◆ **Aim of the task**:
Separate out the lines that hold "taken".

◆ **Stored records**:
.....

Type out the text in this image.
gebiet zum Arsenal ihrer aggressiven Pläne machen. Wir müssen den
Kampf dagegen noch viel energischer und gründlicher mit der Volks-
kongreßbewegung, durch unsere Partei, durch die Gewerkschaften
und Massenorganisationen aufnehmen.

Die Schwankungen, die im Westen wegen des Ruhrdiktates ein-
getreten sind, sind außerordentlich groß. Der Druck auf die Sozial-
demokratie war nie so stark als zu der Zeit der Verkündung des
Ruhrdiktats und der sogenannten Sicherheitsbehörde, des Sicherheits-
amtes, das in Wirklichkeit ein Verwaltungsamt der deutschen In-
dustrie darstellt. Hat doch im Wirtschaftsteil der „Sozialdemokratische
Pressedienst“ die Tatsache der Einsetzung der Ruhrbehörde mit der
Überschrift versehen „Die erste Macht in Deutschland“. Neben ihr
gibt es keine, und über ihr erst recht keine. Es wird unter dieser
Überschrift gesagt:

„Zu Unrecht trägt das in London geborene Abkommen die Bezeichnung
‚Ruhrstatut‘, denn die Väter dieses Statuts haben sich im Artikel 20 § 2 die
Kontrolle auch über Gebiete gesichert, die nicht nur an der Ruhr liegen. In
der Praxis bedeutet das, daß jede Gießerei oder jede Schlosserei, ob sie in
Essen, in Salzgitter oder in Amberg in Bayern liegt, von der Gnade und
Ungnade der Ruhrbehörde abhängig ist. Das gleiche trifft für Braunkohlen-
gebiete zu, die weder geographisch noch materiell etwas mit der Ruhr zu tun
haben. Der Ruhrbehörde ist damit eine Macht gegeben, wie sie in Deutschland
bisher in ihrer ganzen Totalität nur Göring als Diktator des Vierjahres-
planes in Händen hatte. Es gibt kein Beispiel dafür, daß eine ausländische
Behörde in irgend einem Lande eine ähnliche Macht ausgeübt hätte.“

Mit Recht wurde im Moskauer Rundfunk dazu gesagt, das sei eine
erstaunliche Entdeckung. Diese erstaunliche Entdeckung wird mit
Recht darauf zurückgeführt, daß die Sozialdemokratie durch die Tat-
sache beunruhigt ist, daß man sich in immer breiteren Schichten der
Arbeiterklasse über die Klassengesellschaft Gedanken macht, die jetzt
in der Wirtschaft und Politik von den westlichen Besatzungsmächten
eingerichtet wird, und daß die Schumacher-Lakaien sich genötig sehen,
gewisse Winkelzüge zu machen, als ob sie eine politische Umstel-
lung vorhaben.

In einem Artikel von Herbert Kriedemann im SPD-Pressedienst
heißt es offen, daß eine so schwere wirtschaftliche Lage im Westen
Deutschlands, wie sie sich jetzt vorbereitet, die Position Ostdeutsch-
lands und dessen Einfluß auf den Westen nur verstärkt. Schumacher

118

.....

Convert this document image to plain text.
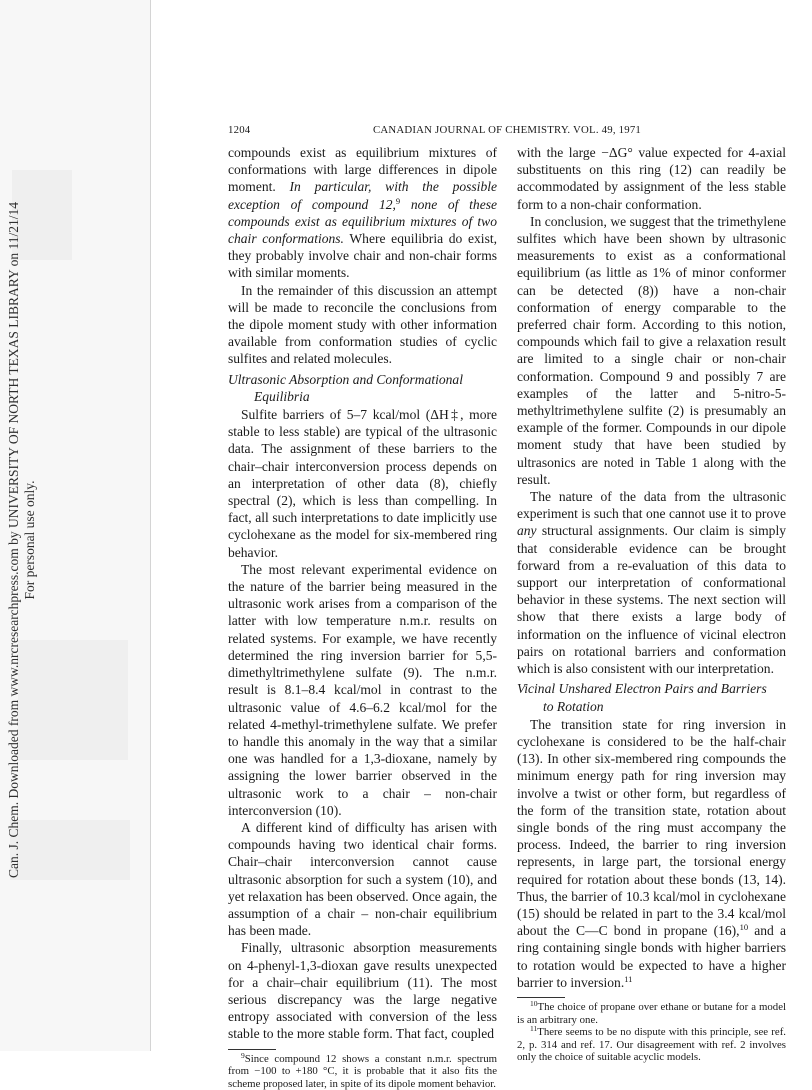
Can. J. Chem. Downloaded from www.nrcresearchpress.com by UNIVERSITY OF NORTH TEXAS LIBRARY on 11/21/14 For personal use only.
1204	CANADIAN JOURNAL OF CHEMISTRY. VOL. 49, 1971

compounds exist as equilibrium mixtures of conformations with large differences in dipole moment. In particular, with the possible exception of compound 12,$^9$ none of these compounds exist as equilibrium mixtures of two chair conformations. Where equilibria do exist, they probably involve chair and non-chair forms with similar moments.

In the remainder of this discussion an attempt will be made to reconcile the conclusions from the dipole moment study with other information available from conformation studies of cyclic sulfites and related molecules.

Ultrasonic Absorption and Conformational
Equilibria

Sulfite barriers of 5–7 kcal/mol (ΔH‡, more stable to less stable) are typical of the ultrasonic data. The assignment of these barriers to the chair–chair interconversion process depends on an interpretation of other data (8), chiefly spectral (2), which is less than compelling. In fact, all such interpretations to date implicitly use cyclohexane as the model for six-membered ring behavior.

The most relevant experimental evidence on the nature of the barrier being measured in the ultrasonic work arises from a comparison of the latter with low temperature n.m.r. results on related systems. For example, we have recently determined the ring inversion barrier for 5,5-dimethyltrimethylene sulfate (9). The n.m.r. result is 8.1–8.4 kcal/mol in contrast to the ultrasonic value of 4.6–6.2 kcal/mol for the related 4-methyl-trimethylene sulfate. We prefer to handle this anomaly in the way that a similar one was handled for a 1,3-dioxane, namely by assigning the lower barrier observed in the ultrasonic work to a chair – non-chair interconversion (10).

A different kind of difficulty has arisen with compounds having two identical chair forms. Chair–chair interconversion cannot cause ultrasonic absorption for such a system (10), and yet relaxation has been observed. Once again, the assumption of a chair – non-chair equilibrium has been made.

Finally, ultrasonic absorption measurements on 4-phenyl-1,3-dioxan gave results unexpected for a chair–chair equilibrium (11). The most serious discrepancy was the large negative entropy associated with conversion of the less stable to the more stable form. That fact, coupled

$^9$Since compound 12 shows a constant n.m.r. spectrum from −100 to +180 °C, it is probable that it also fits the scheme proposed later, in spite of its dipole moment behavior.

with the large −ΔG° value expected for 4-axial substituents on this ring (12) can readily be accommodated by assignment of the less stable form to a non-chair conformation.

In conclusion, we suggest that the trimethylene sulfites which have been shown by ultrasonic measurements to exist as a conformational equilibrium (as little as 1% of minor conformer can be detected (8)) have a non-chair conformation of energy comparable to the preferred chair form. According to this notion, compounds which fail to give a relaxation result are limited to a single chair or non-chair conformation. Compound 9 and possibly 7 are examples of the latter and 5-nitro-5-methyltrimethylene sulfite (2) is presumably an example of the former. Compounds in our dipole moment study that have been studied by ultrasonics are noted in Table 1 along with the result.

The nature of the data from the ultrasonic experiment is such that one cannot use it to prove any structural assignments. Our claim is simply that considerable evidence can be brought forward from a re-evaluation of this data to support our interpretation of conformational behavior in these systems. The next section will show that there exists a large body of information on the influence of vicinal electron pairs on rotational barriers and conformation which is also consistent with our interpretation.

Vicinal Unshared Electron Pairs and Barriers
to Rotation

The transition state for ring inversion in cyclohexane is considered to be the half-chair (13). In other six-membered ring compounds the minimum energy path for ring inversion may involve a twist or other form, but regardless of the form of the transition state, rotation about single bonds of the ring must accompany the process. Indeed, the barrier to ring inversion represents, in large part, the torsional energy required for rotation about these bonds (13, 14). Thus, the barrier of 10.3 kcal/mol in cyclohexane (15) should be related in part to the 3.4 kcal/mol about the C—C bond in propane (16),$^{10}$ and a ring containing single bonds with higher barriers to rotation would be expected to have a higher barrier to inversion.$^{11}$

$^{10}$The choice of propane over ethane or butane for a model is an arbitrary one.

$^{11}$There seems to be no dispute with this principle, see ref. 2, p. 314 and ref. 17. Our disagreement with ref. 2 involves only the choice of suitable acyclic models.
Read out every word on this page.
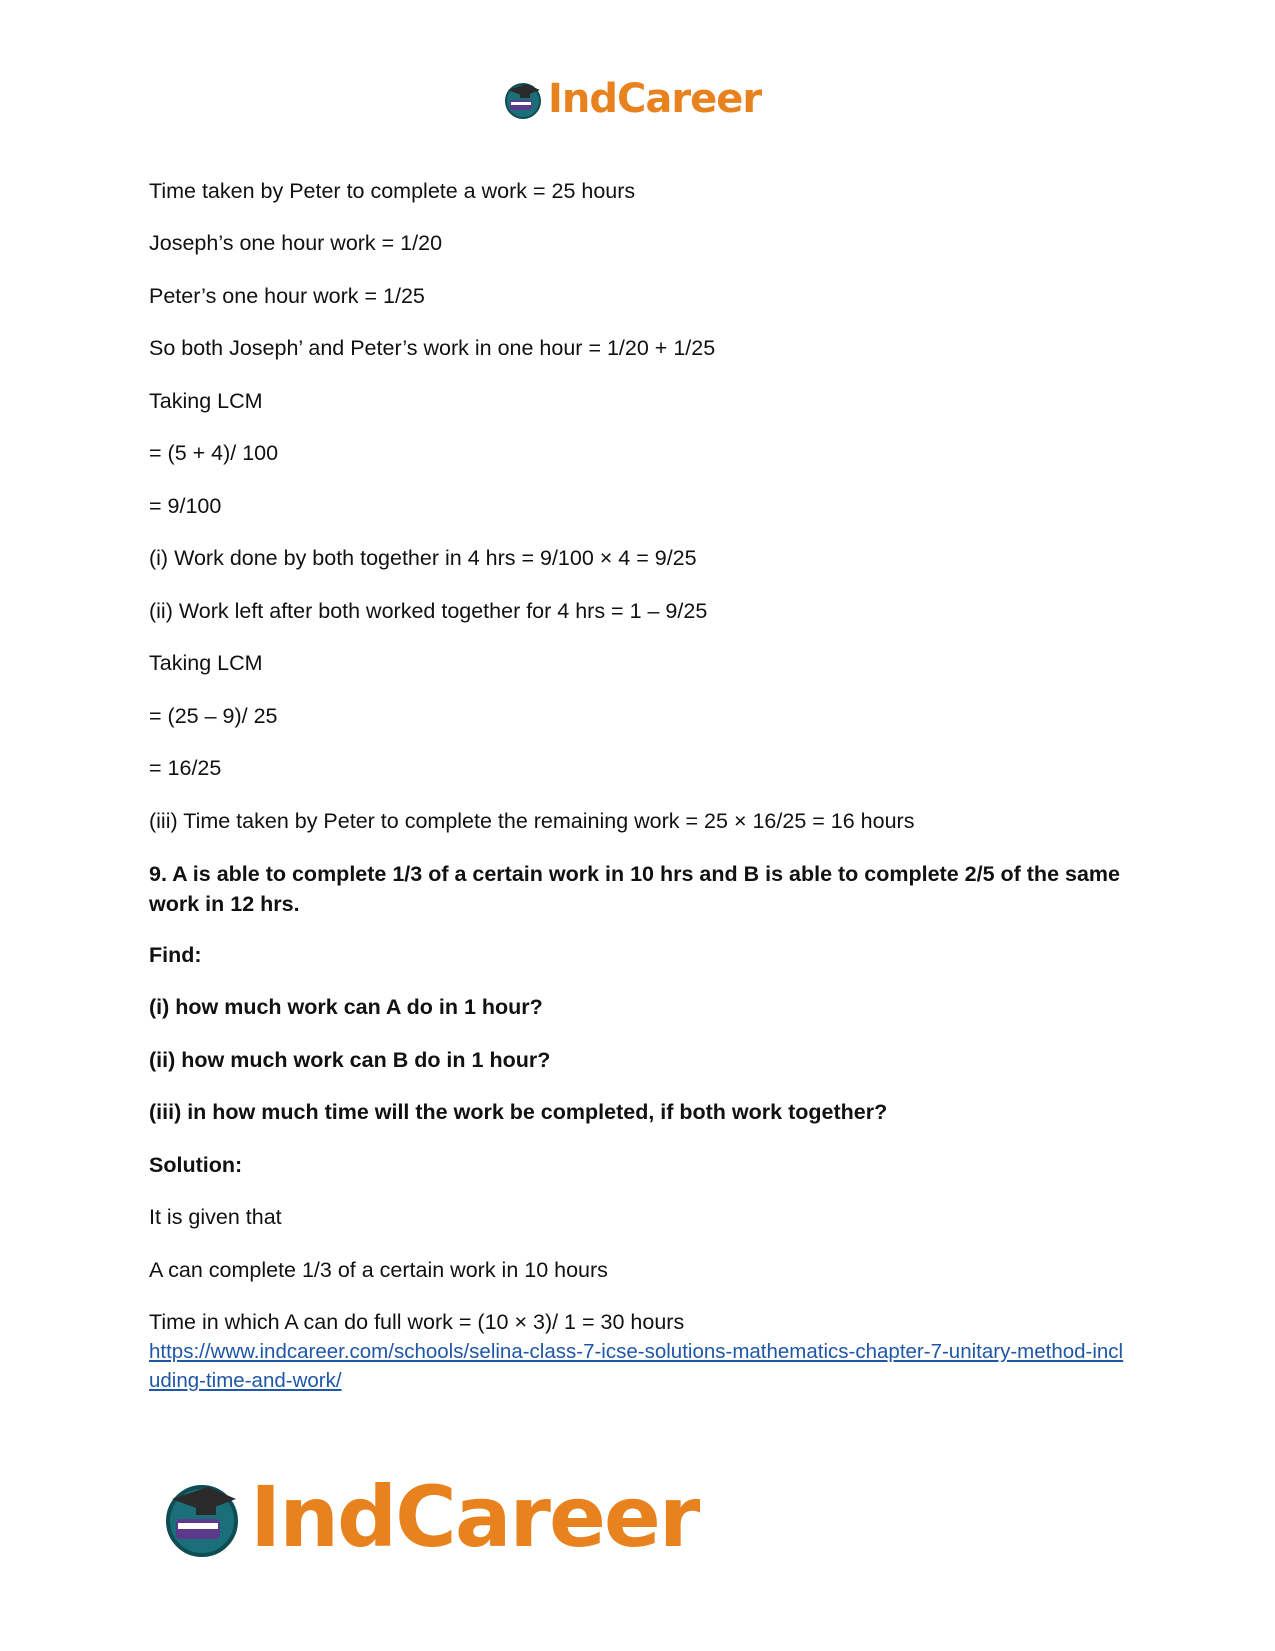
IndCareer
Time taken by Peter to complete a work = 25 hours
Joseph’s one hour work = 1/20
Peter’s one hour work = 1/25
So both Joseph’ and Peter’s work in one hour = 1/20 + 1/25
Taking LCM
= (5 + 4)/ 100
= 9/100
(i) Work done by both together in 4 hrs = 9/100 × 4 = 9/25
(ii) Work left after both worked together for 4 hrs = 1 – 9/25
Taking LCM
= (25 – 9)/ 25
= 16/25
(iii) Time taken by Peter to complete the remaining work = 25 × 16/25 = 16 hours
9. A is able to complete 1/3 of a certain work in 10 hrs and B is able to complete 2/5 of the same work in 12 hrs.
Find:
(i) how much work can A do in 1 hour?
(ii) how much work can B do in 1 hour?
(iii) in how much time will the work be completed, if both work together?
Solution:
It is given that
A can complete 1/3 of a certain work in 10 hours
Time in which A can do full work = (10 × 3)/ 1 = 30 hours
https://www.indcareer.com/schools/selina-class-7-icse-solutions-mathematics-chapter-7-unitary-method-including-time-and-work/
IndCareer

.....

◆ **Answer for this exercise**:
Time taken by Peter to complete a work = 25 hours
(iii) Time taken by Peter to complete the remaining work = 25 × 16/25 = 16 hours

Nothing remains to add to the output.